### Provided records:
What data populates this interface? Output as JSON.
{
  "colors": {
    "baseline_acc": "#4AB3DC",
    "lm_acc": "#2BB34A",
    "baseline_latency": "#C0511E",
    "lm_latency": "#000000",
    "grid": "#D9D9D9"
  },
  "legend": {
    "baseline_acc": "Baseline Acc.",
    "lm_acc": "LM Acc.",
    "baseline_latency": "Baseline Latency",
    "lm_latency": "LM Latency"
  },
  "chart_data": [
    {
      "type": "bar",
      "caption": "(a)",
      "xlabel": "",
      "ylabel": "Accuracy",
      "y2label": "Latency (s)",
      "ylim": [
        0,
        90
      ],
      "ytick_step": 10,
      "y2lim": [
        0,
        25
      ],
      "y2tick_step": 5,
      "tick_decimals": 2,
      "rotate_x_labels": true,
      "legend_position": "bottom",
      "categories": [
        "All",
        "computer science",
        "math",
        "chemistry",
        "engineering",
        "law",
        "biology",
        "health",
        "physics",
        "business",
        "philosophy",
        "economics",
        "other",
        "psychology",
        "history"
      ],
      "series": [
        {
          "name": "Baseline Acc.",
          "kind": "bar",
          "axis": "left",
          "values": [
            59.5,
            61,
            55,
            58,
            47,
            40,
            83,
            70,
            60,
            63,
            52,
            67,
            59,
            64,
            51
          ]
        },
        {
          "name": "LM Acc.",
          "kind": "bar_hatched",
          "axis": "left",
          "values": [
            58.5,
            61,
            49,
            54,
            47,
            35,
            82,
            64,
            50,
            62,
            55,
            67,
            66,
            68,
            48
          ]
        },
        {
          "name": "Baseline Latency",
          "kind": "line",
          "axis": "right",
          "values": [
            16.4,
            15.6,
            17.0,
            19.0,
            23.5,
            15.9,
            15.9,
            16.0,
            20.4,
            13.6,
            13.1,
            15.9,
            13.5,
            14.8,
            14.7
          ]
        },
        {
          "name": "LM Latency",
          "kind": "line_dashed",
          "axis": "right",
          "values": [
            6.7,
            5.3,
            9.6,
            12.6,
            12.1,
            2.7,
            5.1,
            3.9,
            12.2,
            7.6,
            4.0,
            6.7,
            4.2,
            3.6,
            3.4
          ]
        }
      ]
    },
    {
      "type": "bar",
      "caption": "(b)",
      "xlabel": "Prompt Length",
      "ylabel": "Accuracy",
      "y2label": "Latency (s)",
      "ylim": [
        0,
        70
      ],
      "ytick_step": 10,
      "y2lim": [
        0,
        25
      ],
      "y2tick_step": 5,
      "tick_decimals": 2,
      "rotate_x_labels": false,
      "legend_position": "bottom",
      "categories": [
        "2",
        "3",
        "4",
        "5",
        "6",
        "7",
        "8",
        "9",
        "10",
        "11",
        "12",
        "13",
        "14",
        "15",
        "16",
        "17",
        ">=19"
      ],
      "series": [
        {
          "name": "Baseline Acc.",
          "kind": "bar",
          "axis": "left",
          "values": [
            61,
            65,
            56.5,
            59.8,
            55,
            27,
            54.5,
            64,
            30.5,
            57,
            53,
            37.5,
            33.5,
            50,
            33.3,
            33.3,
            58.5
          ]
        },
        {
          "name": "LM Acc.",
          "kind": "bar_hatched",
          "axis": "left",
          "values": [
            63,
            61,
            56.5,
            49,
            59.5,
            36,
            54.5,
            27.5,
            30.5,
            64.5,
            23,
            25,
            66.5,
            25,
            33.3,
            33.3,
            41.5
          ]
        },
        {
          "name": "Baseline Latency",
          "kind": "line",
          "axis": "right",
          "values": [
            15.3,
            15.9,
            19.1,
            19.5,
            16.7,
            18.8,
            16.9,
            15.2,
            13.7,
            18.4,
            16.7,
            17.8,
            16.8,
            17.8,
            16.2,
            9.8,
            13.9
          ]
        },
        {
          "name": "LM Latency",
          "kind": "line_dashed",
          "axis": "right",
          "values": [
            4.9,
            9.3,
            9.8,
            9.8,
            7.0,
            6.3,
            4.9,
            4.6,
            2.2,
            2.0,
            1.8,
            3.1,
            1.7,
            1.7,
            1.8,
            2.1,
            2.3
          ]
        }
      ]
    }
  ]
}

### Exercise:
Set down all of the entries exactly, please.

### Response below:
What data populates this interface? Output as JSON.
{
  "colors": {
    "baseline_acc": "#4AB3DC",
    "lm_acc": "#2BB34A",
    "baseline_latency": "#C0511E",
    "lm_latency": "#000000",
    "grid": "#D9D9D9"
  },
  "legend": {
    "baseline_acc": "Baseline Acc.",
    "lm_acc": "LM Acc.",
    "baseline_latency": "Baseline Latency",
    "lm_latency": "LM Latency"
  },
  "chart_data": [
    {
      "type": "bar",
      "caption": "(a)",
      "xlabel": "",
      "ylabel": "Accuracy",
      "y2label": "Latency (s)",
      "ylim": [
        0,
        90
      ],
      "ytick_step": 10,
      "y2lim": [
        0,
        25
      ],
      "y2tick_step": 5,
      "tick_decimals": 2,
      "rotate_x_labels": true,
      "legend_position": "bottom",
      "categories": [
        "All",
        "computer science",
        "math",
        "chemistry",
        "engineering",
        "law",
        "biology",
        "health",
        "physics",
        "business",
        "philosophy",
        "economics",
        "other",
        "psychology",
        "history"
      ],
      "series": [
        {
          "name": "Baseline Acc.",
          "kind": "bar",
          "axis": "left",
          "values": [
            59.5,
            61,
            55,
            58,
            47,
            40,
            83,
            70,
            60,
            63,
            52,
            67,
            59,
            64,
            51
          ]
        },
        {
          "name": "LM Acc.",
          "kind": "bar_hatched",
          "axis": "left",
          "values": [
            58.5,
            61,
            49,
            54,
            47,
            35,
            82,
            64,
            50,
            62,
            55,
            67,
            66,
            68,
            48
          ]
        },
        {
          "name": "Baseline Latency",
          "kind": "line",
          "axis": "right",
          "values": [
            16.4,
            15.6,
            17.0,
            19.0,
            23.5,
            15.9,
            15.9,
            16.0,
            20.4,
            13.6,
            13.1,
            15.9,
            13.5,
            14.8,
            14.7
          ]
        },
        {
          "name": "LM Latency",
          "kind": "line_dashed",
          "axis": "right",
          "values": [
            6.7,
            5.3,
            9.6,
            12.6,
            12.1,
            2.7,
            5.1,
            3.9,
            12.2,
            7.6,
            4.0,
            6.7,
            4.2,
            3.6,
            3.4
          ]
        }
      ]
    },
    {
      "type": "bar",
      "caption": "(b)",
      "xlabel": "Prompt Length",
      "ylabel": "Accuracy",
      "y2label": "Latency (s)",
      "ylim": [
        0,
        70
      ],
      "ytick_step": 10,
      "y2lim": [
        0,
        25
      ],
      "y2tick_step": 5,
      "tick_decimals": 2,
      "rotate_x_labels": false,
      "legend_position": "bottom",
      "categories": [
        "2",
        "3",
        "4",
        "5",
        "6",
        "7",
        "8",
        "9",
        "10",
        "11",
        "12",
        "13",
        "14",
        "15",
        "16",
        "17",
        ">=19"
      ],
      "series": [
        {
          "name": "Baseline Acc.",
          "kind": "bar",
          "axis": "left",
          "values": [
            61,
            65,
            56.5,
            59.8,
            55,
            27,
            54.5,
            64,
            30.5,
            57,
            53,
            37.5,
            33.5,
            50,
            33.3,
            33.3,
            58.5
          ]
        },
        {
          "name": "LM Acc.",
          "kind": "bar_hatched",
          "axis": "left",
          "values": [
            63,
            61,
            56.5,
            49,
            59.5,
            36,
            54.5,
            27.5,
            30.5,
            64.5,
            23,
            25,
            66.5,
            25,
            33.3,
            33.3,
            41.5
          ]
        },
        {
          "name": "Baseline Latency",
          "kind": "line",
          "axis": "right",
          "values": [
            15.3,
            15.9,
            19.1,
            19.5,
            16.7,
            18.8,
            16.9,
            15.2,
            13.7,
            18.4,
            16.7,
            17.8,
            16.8,
            17.8,
            16.2,
            9.8,
            13.9
          ]
        },
        {
          "name": "LM Latency",
          "kind": "line_dashed",
          "axis": "right",
          "values": [
            4.9,
            9.3,
            9.8,
            9.8,
            7.0,
            6.3,
            4.9,
            4.6,
            2.2,
            2.0,
            1.8,
            3.1,
            1.7,
            1.7,
            1.8,
            2.1,
            2.3
          ]
        }
      ]
    }
  ]
}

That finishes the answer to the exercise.